Exercise brief
Find every line in the records that holds the string "голограмма". Copy each one.

Records about charts and figures
===

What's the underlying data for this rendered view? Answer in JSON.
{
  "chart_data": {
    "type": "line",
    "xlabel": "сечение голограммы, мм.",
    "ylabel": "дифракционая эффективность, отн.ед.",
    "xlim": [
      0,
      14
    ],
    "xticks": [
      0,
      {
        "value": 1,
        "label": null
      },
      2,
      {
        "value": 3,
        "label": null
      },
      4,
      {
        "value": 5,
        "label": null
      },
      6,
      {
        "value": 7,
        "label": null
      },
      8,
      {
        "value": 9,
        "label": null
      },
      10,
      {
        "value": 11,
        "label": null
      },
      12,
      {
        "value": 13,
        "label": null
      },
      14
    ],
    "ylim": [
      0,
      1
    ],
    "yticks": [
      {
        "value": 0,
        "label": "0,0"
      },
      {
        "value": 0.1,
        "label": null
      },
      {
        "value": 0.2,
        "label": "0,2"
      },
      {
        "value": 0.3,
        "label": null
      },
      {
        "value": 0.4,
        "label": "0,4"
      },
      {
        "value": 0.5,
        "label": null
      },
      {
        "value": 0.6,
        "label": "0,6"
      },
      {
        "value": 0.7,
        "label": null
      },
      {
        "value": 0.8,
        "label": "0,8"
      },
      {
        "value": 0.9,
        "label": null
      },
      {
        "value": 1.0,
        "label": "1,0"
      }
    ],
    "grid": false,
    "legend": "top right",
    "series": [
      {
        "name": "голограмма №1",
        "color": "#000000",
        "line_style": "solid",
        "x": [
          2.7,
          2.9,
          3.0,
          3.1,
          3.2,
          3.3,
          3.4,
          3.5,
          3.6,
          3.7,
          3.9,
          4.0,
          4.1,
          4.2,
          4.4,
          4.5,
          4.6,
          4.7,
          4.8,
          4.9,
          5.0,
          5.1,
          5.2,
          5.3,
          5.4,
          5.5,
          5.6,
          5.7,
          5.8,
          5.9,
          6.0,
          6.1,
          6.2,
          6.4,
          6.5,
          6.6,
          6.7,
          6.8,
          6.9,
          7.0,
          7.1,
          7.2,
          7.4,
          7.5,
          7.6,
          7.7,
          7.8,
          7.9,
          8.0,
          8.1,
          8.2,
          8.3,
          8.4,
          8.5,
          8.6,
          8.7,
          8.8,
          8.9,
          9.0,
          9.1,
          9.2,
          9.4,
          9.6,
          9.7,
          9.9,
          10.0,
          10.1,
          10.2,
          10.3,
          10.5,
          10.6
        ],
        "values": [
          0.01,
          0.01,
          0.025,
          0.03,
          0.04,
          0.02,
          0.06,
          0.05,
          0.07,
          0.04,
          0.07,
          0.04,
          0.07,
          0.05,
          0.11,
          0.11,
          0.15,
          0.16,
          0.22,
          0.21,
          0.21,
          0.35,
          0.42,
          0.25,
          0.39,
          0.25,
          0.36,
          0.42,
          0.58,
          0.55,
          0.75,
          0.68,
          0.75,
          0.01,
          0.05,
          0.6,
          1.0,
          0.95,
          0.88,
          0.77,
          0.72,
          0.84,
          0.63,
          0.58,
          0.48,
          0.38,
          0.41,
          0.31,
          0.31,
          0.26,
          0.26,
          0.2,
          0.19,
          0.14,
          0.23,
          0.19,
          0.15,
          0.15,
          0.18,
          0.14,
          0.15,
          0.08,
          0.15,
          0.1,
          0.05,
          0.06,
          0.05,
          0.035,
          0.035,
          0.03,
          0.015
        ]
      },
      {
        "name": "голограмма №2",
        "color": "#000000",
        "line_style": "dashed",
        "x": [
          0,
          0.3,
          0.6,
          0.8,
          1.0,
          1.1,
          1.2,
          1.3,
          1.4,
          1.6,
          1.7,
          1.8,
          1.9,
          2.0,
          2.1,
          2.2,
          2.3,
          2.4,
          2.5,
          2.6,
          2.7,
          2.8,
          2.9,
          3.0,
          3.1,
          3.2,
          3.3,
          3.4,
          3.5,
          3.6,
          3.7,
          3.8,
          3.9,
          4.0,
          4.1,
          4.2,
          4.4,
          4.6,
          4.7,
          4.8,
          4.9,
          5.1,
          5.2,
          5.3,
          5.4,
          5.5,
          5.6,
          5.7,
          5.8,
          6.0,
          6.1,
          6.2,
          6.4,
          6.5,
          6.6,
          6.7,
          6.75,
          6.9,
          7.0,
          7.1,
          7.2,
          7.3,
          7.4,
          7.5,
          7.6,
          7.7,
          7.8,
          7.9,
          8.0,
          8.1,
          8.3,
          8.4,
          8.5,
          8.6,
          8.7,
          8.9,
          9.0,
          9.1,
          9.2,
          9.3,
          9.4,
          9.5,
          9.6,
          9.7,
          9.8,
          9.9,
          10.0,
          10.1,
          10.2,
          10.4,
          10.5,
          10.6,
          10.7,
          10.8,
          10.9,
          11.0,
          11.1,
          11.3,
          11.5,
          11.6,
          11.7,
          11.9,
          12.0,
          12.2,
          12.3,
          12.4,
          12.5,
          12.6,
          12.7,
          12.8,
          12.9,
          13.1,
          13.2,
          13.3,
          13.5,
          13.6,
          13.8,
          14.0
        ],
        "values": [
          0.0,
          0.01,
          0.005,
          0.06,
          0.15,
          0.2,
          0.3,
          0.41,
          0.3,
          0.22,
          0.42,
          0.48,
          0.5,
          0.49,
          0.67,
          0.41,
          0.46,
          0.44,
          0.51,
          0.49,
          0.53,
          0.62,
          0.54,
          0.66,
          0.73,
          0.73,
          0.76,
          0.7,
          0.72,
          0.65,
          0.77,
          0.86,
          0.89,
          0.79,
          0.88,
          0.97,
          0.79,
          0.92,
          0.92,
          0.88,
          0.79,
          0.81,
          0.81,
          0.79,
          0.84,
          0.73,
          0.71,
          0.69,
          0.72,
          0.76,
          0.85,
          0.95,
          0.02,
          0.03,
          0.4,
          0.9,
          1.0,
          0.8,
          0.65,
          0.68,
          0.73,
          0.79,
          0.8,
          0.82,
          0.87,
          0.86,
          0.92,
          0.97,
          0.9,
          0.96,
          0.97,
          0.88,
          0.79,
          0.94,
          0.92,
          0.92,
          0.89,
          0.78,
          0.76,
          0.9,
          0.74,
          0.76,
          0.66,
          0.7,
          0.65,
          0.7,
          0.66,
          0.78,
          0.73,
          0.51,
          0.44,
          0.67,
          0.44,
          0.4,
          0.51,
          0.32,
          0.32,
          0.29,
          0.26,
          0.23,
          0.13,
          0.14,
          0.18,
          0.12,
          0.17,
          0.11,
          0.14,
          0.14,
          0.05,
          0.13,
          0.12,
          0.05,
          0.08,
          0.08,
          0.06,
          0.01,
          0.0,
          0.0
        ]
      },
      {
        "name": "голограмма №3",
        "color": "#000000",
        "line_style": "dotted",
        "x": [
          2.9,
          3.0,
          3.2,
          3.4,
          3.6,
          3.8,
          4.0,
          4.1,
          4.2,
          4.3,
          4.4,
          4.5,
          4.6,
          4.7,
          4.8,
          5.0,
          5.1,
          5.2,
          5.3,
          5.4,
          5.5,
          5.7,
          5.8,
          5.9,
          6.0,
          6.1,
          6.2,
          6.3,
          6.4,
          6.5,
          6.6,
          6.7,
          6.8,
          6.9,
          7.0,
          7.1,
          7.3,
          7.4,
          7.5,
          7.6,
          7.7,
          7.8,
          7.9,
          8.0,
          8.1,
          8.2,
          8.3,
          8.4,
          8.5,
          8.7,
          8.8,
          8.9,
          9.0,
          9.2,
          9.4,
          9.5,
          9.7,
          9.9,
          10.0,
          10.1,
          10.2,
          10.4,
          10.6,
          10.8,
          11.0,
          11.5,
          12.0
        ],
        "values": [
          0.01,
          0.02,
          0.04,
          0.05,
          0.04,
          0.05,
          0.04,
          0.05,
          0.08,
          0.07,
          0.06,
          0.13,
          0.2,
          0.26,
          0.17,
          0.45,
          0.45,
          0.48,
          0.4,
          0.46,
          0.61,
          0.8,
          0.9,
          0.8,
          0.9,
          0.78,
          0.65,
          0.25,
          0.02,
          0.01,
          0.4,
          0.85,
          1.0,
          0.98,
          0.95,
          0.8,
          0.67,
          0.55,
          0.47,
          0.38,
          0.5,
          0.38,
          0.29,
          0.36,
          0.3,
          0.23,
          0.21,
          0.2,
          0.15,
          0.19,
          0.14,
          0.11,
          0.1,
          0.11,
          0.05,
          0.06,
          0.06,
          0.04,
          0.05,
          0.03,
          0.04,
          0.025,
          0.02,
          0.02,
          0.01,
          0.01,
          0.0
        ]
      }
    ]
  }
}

===

Answer in full
        "name": "голограмма №1",
        "name": "голограмма №2",
        "name": "голограмма №3",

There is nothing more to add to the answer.